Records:
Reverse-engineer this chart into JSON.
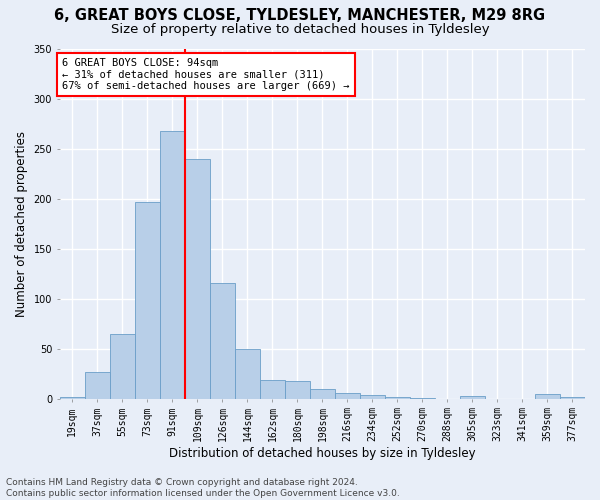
{
  "title": "6, GREAT BOYS CLOSE, TYLDESLEY, MANCHESTER, M29 8RG",
  "subtitle": "Size of property relative to detached houses in Tyldesley",
  "xlabel": "Distribution of detached houses by size in Tyldesley",
  "ylabel": "Number of detached properties",
  "bin_labels": [
    "19sqm",
    "37sqm",
    "55sqm",
    "73sqm",
    "91sqm",
    "109sqm",
    "126sqm",
    "144sqm",
    "162sqm",
    "180sqm",
    "198sqm",
    "216sqm",
    "234sqm",
    "252sqm",
    "270sqm",
    "288sqm",
    "305sqm",
    "323sqm",
    "341sqm",
    "359sqm",
    "377sqm"
  ],
  "bar_heights": [
    2,
    27,
    65,
    197,
    268,
    240,
    116,
    50,
    19,
    18,
    10,
    6,
    4,
    2,
    1,
    0,
    3,
    0,
    0,
    5,
    2
  ],
  "bar_color": "#b8cfe8",
  "bar_edge_color": "#6a9ec8",
  "annotation_text": "6 GREAT BOYS CLOSE: 94sqm\n← 31% of detached houses are smaller (311)\n67% of semi-detached houses are larger (669) →",
  "annotation_box_color": "white",
  "annotation_box_edge": "red",
  "vline_color": "red",
  "vline_x": 4.5,
  "ylim_max": 350,
  "yticks": [
    0,
    50,
    100,
    150,
    200,
    250,
    300,
    350
  ],
  "footer": "Contains HM Land Registry data © Crown copyright and database right 2024.\nContains public sector information licensed under the Open Government Licence v3.0.",
  "background_color": "#e8eef8",
  "grid_color": "white",
  "title_fontsize": 10.5,
  "subtitle_fontsize": 9.5,
  "label_fontsize": 8.5,
  "tick_fontsize": 7,
  "annot_fontsize": 7.5,
  "footer_fontsize": 6.5
}
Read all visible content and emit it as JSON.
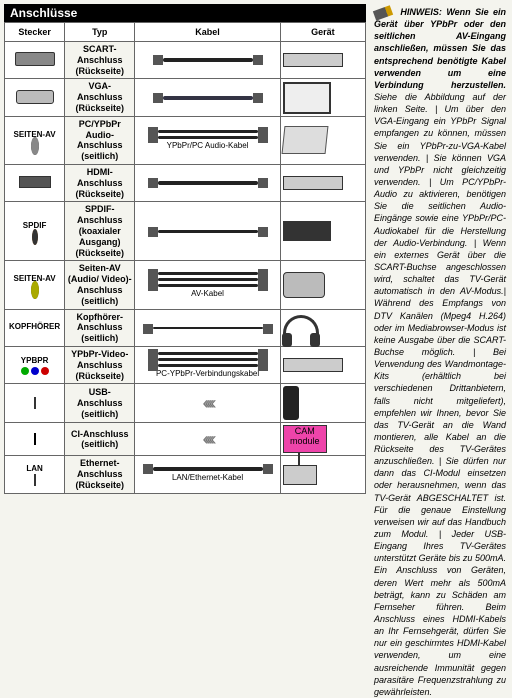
{
  "section_title": "Anschlüsse",
  "headers": {
    "stecker": "Stecker",
    "typ": "Typ",
    "kabel": "Kabel",
    "geraet": "Gerät"
  },
  "rows": [
    {
      "stecker_label": "",
      "typ": "SCART-Anschluss (Rückseite)",
      "kabel_sub": "",
      "icon": "scart",
      "cable": "scart"
    },
    {
      "stecker_label": "",
      "typ": "VGA-Anschluss (Rückseite)",
      "kabel_sub": "",
      "icon": "vga",
      "cable": "vga"
    },
    {
      "stecker_label": "SEITEN-AV",
      "typ": "PC/YPbPr Audio-Anschluss (seitlich)",
      "kabel_sub": "YPbPr/PC Audio-Kabel",
      "icon": "jack",
      "cable": "audio"
    },
    {
      "stecker_label": "",
      "typ": "HDMI-Anschluss (Rückseite)",
      "kabel_sub": "",
      "icon": "hdmi",
      "cable": "hdmi"
    },
    {
      "stecker_label": "SPDIF",
      "typ": "SPDIF-Anschluss (koaxialer Ausgang) (Rückseite)",
      "kabel_sub": "",
      "icon": "spdif",
      "cable": "spdif"
    },
    {
      "stecker_label": "SEITEN-AV",
      "typ": "Seiten-AV (Audio/ Video)-Anschluss (seitlich)",
      "kabel_sub": "AV-Kabel",
      "icon": "jack-y",
      "cable": "av"
    },
    {
      "stecker_label": "KOPFHÖRER",
      "typ": "Kopfhörer-Anschluss (seitlich)",
      "kabel_sub": "",
      "icon": "hp",
      "cable": "hp"
    },
    {
      "stecker_label": "YPBPR",
      "typ": "YPbPr-Video-Anschluss (Rückseite)",
      "kabel_sub": "PC-YPbPr-Verbindungskabel",
      "icon": "ypbpr",
      "cable": "ypbpr"
    },
    {
      "stecker_label": "",
      "typ": "USB-Anschluss (seitlich)",
      "kabel_sub": "",
      "icon": "usb",
      "cable": "chev"
    },
    {
      "stecker_label": "",
      "typ": "CI-Anschluss (seitlich)",
      "kabel_sub": "",
      "icon": "ci",
      "cable": "chev"
    },
    {
      "stecker_label": "LAN",
      "typ": "Ethernet-Anschluss (Rückseite)",
      "kabel_sub": "LAN/Ethernet-Kabel",
      "icon": "lan",
      "cable": "lan"
    }
  ],
  "side": {
    "lead": "HINWEIS: Wenn Sie ein Gerät über YPbPr oder den seitlichen AV-Eingang anschließen, müssen Sie das entsprechend benötigte Kabel verwenden um eine Verbindung herzustellen.",
    "body": "Siehe die Abbildung auf der linken Seite. | Um über den VGA-Eingang ein YPbPr Signal empfangen zu können, müssen Sie ein YPbPr-zu-VGA-Kabel verwenden. | Sie können VGA und YPbPr nicht gleichzeitig verwenden. | Um PC/YPbPr-Audio zu aktivieren, benötigen Sie die seitlichen Audio-Eingänge sowie eine YPbPr/PC-Audiokabel für die Herstellung der Audio-Verbindung. | Wenn ein externes Gerät über die SCART-Buchse angeschlossen wird, schaltet das TV-Gerät automatisch in den AV-Modus.| Während des Empfangs von DTV Kanälen (Mpeg4 H.264) oder im Mediabrowser-Modus ist keine Ausgabe über die SCART-Buchse möglich. | Bei Verwendung des Wandmontage-Kits (erhältlich bei verschiedenen Drittanbietern, falls nicht mitgeliefert), empfehlen wir Ihnen, bevor Sie das TV-Gerät an die Wand montieren, alle Kabel an die Rückseite des TV-Gerätes anzuschließen. | Sie dürfen nur dann das CI-Modul einsetzen oder herausnehmen, wenn das TV-Gerät ABGESCHALTET ist. Für die genaue Einstellung verweisen wir auf das Handbuch zum Modul. | Jeder USB-Eingang Ihres TV-Gerätes unterstützt Geräte bis zu 500mA. Ein Anschluss von Geräten, deren Wert mehr als 500mA beträgt, kann zu Schäden am Fernseher führen. Beim Anschluss eines HDMI-Kabels an Ihr Fernsehgerät, dürfen Sie nur ein geschirmtes HDMI-Kabel verwenden, um eine ausreichende Immunität gegen parasitäre Frequenzstrahlung zu gewährleisten."
  }
}
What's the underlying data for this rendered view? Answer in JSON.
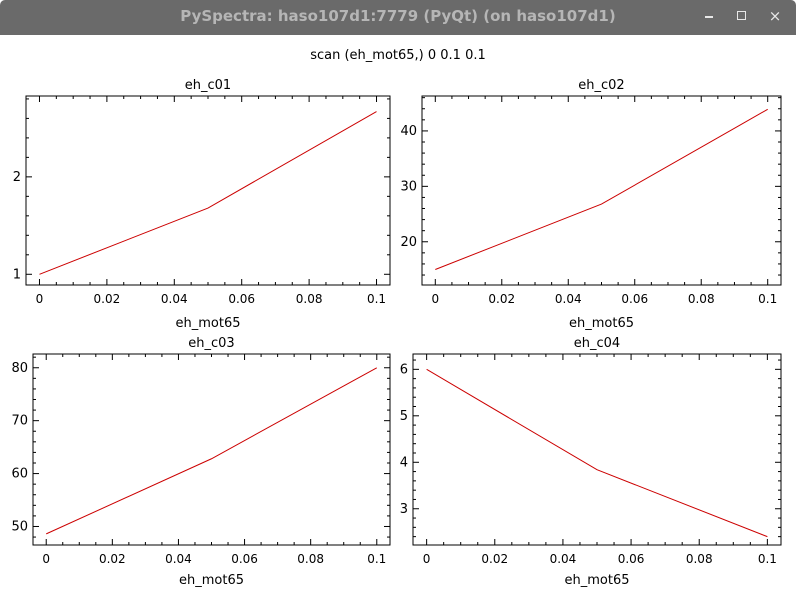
{
  "window": {
    "title": "PySpectra: haso107d1:7779 (PyQt) (on haso107d1)",
    "buttons": [
      "minimize-icon",
      "maximize-icon",
      "close-icon"
    ],
    "close_glyph": "×"
  },
  "figure": {
    "title": "scan (eh_mot65,) 0 0.1 0.1"
  },
  "colors": {
    "line": "#cc0000",
    "titlebar": "#6a6a6a"
  },
  "chart_data": [
    {
      "type": "line",
      "title": "eh_c01",
      "xlabel": "",
      "x": [
        0,
        0.05,
        0.1
      ],
      "series": [
        {
          "values": [
            1.0,
            1.68,
            2.67
          ]
        }
      ],
      "xlim": [
        -0.004,
        0.104
      ],
      "ylim": [
        0.89,
        2.83
      ],
      "xticks": [
        0,
        0.02,
        0.04,
        0.06,
        0.08,
        0.1
      ],
      "xticklabels": [
        "0",
        "0.02",
        "0.04",
        "0.06",
        "0.08",
        "0.1"
      ],
      "yticks": [
        1,
        2
      ],
      "yticklabels": [
        "1",
        "2"
      ]
    },
    {
      "type": "line",
      "title": "eh_c02",
      "xlabel": "",
      "x": [
        0,
        0.05,
        0.1
      ],
      "series": [
        {
          "values": [
            15.0,
            26.8,
            43.9
          ]
        }
      ],
      "xlim": [
        -0.004,
        0.104
      ],
      "ylim": [
        12.2,
        46.3
      ],
      "xticks": [
        0,
        0.02,
        0.04,
        0.06,
        0.08,
        0.1
      ],
      "xticklabels": [
        "0",
        "0.02",
        "0.04",
        "0.06",
        "0.08",
        "0.1"
      ],
      "yticks": [
        20,
        30,
        40
      ],
      "yticklabels": [
        "20",
        "30",
        "40"
      ]
    },
    {
      "type": "line",
      "title": "eh_c03",
      "xlabel": "eh_mot65",
      "x": [
        0,
        0.05,
        0.1
      ],
      "series": [
        {
          "values": [
            48.6,
            62.8,
            80.0
          ]
        }
      ],
      "xlim": [
        -0.004,
        0.104
      ],
      "ylim": [
        46.5,
        82.6
      ],
      "xticks": [
        0,
        0.02,
        0.04,
        0.06,
        0.08,
        0.1
      ],
      "xticklabels": [
        "0",
        "0.02",
        "0.04",
        "0.06",
        "0.08",
        "0.1"
      ],
      "yticks": [
        50,
        60,
        70,
        80
      ],
      "yticklabels": [
        "50",
        "60",
        "70",
        "80"
      ]
    },
    {
      "type": "line",
      "title": "eh_c04",
      "xlabel": "eh_mot65",
      "x": [
        0,
        0.05,
        0.1
      ],
      "series": [
        {
          "values": [
            6.0,
            3.84,
            2.4
          ]
        }
      ],
      "xlim": [
        -0.004,
        0.104
      ],
      "ylim": [
        2.22,
        6.33
      ],
      "xticks": [
        0,
        0.02,
        0.04,
        0.06,
        0.08,
        0.1
      ],
      "xticklabels": [
        "0",
        "0.02",
        "0.04",
        "0.06",
        "0.08",
        "0.1"
      ],
      "yticks": [
        3,
        4,
        5,
        6
      ],
      "yticklabels": [
        "3",
        "4",
        "5",
        "6"
      ]
    }
  ],
  "xlabels_upper": [
    "eh_mot65",
    "eh_mot65"
  ]
}
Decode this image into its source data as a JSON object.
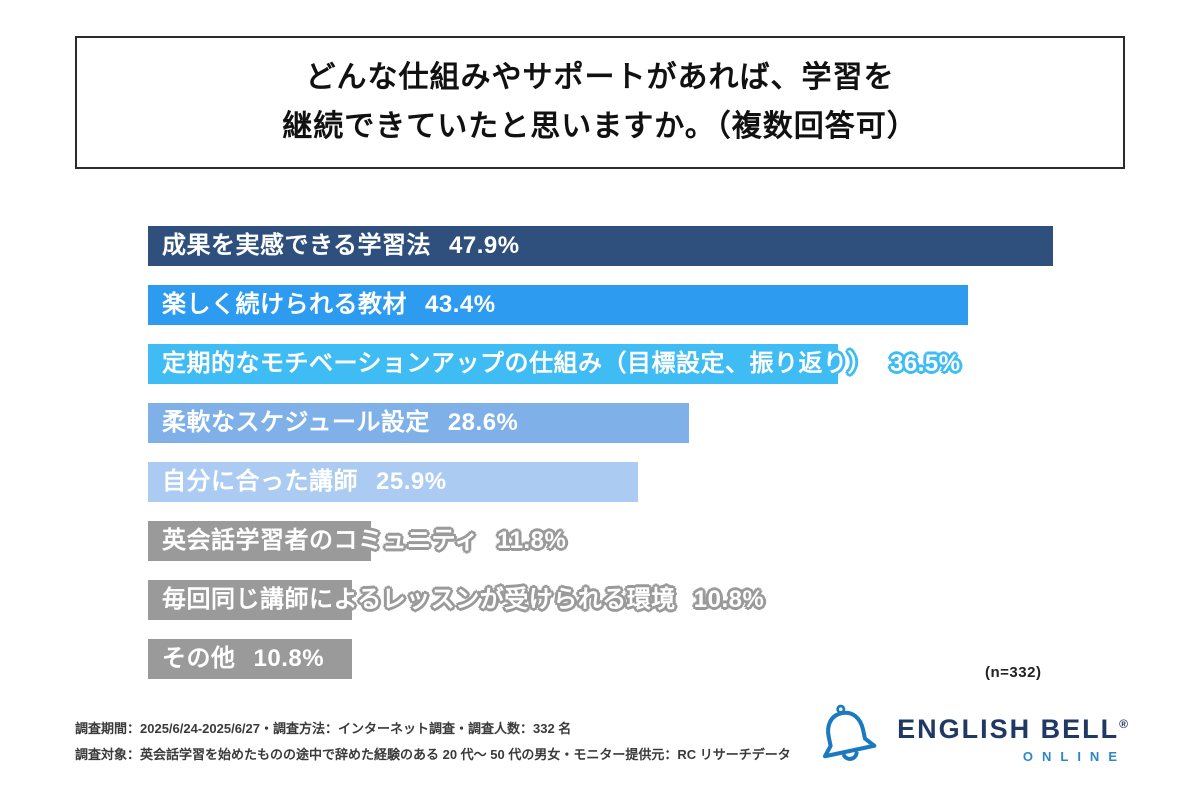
{
  "title": {
    "line1": "どんな仕組みやサポートがあれば、学習を",
    "line2": "継続できていたと思いますか。（複数回答可）"
  },
  "chart_data": {
    "type": "bar",
    "orientation": "horizontal",
    "title": "どんな仕組みやサポートがあれば、学習を継続できていたと思いますか。（複数回答可）",
    "categories": [
      "成果を実感できる学習法",
      "楽しく続けられる教材",
      "定期的なモチベーションアップの仕組み（目標設定、振り返り）",
      "柔軟なスケジュール設定",
      "自分に合った講師",
      "英会話学習者のコミュニティ",
      "毎回同じ講師によるレッスンが受けられる環境",
      "その他"
    ],
    "values": [
      47.9,
      43.4,
      36.5,
      28.6,
      25.9,
      11.8,
      10.8,
      10.8
    ],
    "value_labels": [
      "47.9%",
      "43.4%",
      "36.5%",
      "28.6%",
      "25.9%",
      "11.8%",
      "10.8%",
      "10.8%"
    ],
    "bar_colors": [
      "#2f4f7d",
      "#2d9bf0",
      "#3fbcf4",
      "#7fb1e8",
      "#accbf2",
      "#9a9a9a",
      "#9a9a9a",
      "#9a9a9a"
    ],
    "xlim": [
      0,
      50
    ],
    "grid": false,
    "legend": "none",
    "sample_label": "(n=332)"
  },
  "footer": {
    "line1": "調査期間：2025/6/24-2025/6/27・調査方法：インターネット調査・調査人数：332 名",
    "line2": "調査対象：英会話学習を始めたものの途中で辞めた経験のある 20 代～ 50 代の男女・モニター提供元：RC リサーチデータ"
  },
  "logo": {
    "brand": "ENGLISH BELL",
    "registered": "®",
    "subtitle": "ONLINE",
    "icon_color": "#1b79c0",
    "brand_text_color": "#1f3864",
    "subtitle_color": "#2e86c8"
  }
}
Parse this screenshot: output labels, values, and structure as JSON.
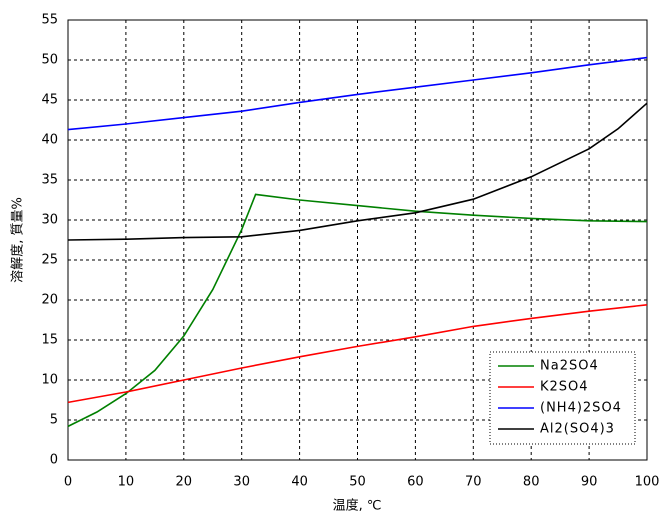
{
  "chart_data": {
    "type": "line",
    "x_label": "温度, ℃",
    "y_label": "溶解度, 質量%",
    "xlim": [
      0,
      100
    ],
    "ylim": [
      0,
      55
    ],
    "xticks": [
      0,
      10,
      20,
      30,
      40,
      50,
      60,
      70,
      80,
      90,
      100
    ],
    "yticks": [
      0,
      5,
      10,
      15,
      20,
      25,
      30,
      35,
      40,
      45,
      50,
      55
    ],
    "grid": true,
    "legend": "lower right",
    "series": [
      {
        "name": "Na2SO4",
        "color": "#008000",
        "x": [
          0,
          5,
          10,
          15,
          20,
          25,
          30,
          32.4,
          40,
          50,
          60,
          70,
          80,
          90,
          100
        ],
        "values": [
          4.2,
          6,
          8.3,
          11.2,
          15.5,
          21.3,
          28.8,
          33.2,
          32.5,
          31.8,
          31.1,
          30.6,
          30.2,
          29.9,
          29.8
        ]
      },
      {
        "name": "K2SO4",
        "color": "#ff0000",
        "x": [
          0,
          10,
          20,
          30,
          40,
          50,
          60,
          70,
          80,
          90,
          100
        ],
        "values": [
          7.2,
          8.5,
          10,
          11.5,
          12.9,
          14.2,
          15.4,
          16.7,
          17.7,
          18.6,
          19.4
        ]
      },
      {
        "name": "(NH4)2SO4",
        "color": "#0000ff",
        "x": [
          0,
          10,
          20,
          30,
          40,
          50,
          60,
          70,
          80,
          90,
          100
        ],
        "values": [
          41.3,
          42,
          42.8,
          43.6,
          44.7,
          45.7,
          46.6,
          47.5,
          48.4,
          49.4,
          50.3
        ]
      },
      {
        "name": "Al2(SO4)3",
        "color": "#000000",
        "x": [
          0,
          10,
          20,
          30,
          40,
          50,
          60,
          70,
          80,
          90,
          95,
          100
        ],
        "values": [
          27.5,
          27.6,
          27.8,
          27.9,
          28.7,
          29.9,
          30.9,
          32.6,
          35.4,
          38.9,
          41.4,
          44.6
        ]
      }
    ]
  }
}
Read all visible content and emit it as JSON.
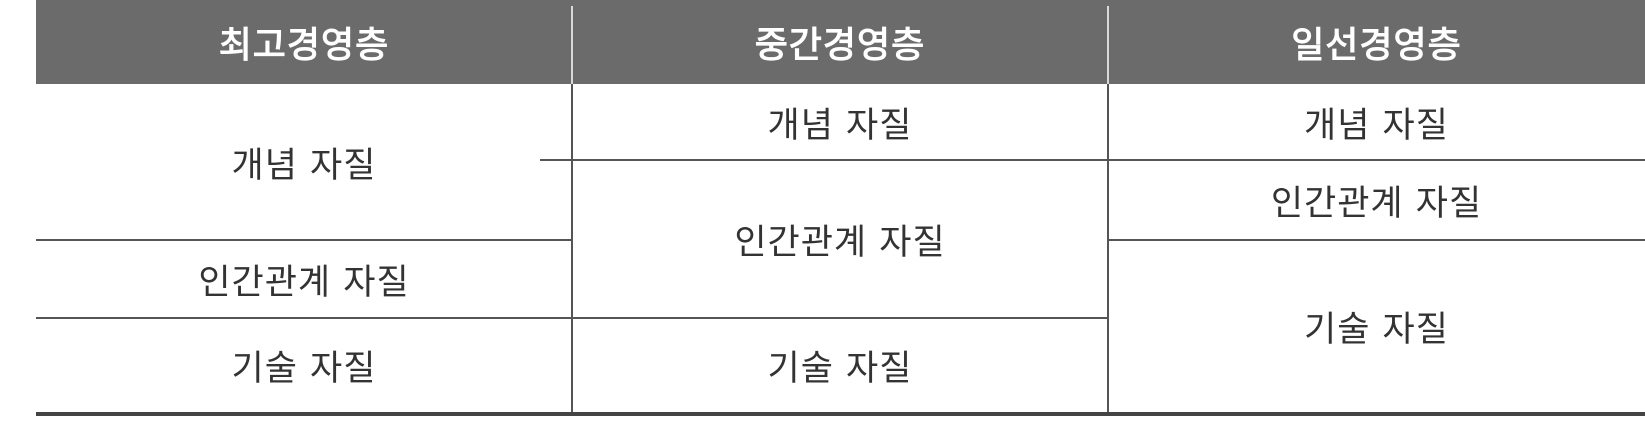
{
  "table": {
    "headers": [
      "최고경영층",
      "중간경영층",
      "일선경영층"
    ],
    "columns": [
      {
        "cells": [
          "개념 자질",
          "인간관계 자질",
          "기술 자질"
        ]
      },
      {
        "cells": [
          "개념 자질",
          "인간관계 자질",
          "기술 자질"
        ]
      },
      {
        "cells": [
          "개념 자질",
          "인간관계 자질",
          "기술 자질"
        ]
      }
    ]
  },
  "colors": {
    "header_bg": "#6b6b6b",
    "header_text": "#ffffff",
    "body_text": "#333333",
    "rule": "#555555"
  }
}
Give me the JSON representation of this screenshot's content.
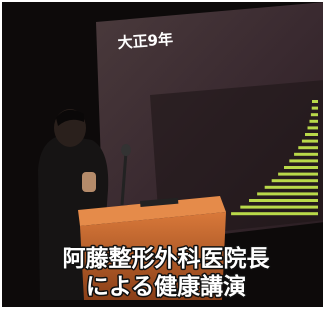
{
  "slide": {
    "title": "大正9年"
  },
  "caption": {
    "lines": [
      "阿藤整形外科医院長",
      "による健康講演"
    ]
  }
}
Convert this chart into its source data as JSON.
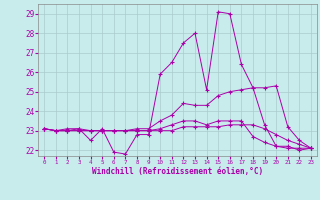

*AIM OF THE TASK*: Determine how many lines contain the word "name" and reply with that number alone.

*EXERCISE RESULT*: 4